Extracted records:
§

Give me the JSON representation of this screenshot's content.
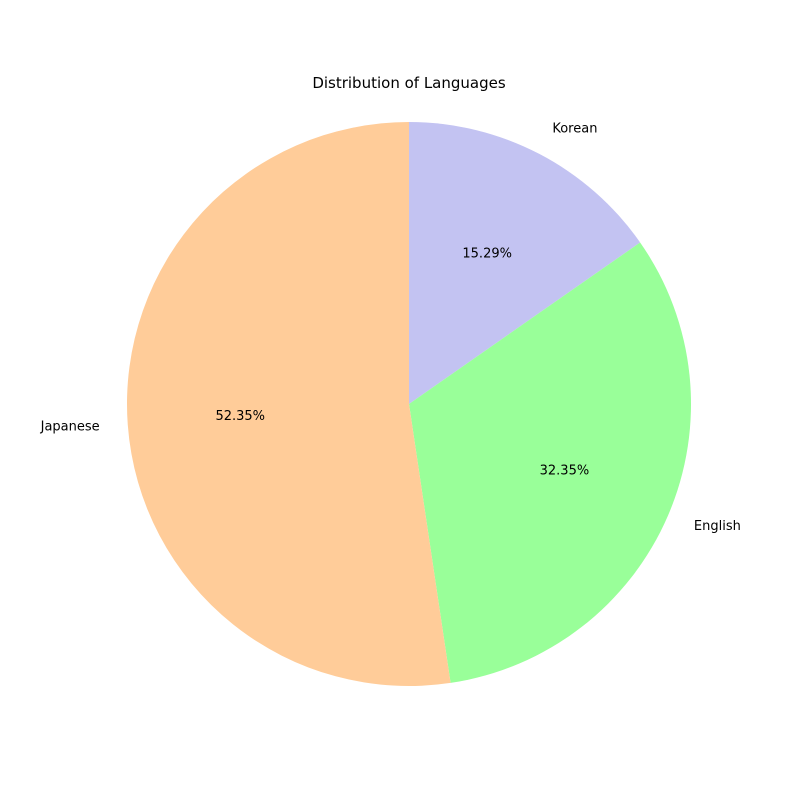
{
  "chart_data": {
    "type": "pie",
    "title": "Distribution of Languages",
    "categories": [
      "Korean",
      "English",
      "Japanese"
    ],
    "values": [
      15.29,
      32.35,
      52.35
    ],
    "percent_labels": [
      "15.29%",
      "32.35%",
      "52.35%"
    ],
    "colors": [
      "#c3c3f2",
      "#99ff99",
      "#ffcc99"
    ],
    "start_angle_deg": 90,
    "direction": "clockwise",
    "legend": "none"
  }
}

§

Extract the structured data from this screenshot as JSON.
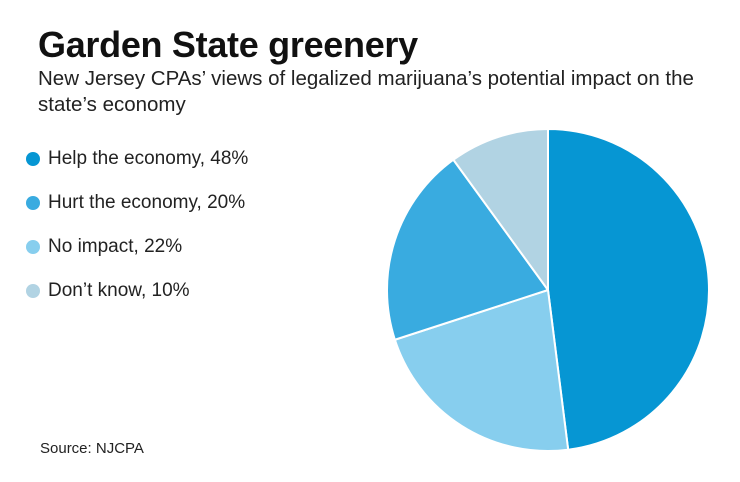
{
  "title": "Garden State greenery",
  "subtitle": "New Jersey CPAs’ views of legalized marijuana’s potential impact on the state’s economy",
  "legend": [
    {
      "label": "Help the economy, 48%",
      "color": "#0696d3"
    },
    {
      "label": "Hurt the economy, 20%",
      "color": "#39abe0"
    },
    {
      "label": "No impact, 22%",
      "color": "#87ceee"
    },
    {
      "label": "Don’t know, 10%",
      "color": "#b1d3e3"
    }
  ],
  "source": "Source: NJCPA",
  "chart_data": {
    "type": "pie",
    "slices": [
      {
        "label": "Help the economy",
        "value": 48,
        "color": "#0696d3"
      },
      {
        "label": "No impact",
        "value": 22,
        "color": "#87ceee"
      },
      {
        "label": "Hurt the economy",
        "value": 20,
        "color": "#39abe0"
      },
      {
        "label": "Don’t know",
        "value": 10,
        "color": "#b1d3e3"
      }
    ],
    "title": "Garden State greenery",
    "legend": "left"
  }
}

§

### SET PROBLEM
Identify every line above with the string "Hurt" in it. Copy those lines.

### FULL SOLUTION
      "label": "Hurt the economy, 20%",
        "label": "Hurt the economy",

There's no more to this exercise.